(Annotazioni degli elementi di pagina)
==================================================

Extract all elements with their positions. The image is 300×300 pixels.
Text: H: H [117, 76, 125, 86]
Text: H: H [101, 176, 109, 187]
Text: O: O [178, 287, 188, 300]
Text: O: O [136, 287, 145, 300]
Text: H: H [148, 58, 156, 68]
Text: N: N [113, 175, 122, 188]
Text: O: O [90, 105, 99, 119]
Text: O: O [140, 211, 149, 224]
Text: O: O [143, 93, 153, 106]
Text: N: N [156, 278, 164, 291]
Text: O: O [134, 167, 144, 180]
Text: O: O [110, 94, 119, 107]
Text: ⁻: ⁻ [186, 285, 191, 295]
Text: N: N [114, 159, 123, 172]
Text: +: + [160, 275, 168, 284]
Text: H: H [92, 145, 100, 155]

==================================================

**ESERCIZIO SCRITTO:**
Per favore, ricopia tutte queste righe di dati senza cambiare nulla, dalla prima all'ultima.

**PROBLEMA RISOLTO:**
Extract all elements with their positions. The image is 300×300 pixels.
Text: H: H [117, 76, 125, 86]
Text: H: H [101, 176, 109, 187]
Text: O: O [178, 287, 188, 300]
Text: O: O [136, 287, 145, 300]
Text: H: H [148, 58, 156, 68]
Text: N: N [113, 175, 122, 188]
Text: O: O [90, 105, 99, 119]
Text: O: O [140, 211, 149, 224]
Text: O: O [143, 93, 153, 106]
Text: N: N [156, 278, 164, 291]
Text: O: O [134, 167, 144, 180]
Text: O: O [110, 94, 119, 107]
Text: ⁻: ⁻ [186, 285, 191, 295]
Text: N: N [114, 159, 123, 172]
Text: +: + [160, 275, 168, 284]
Text: H: H [92, 145, 100, 155]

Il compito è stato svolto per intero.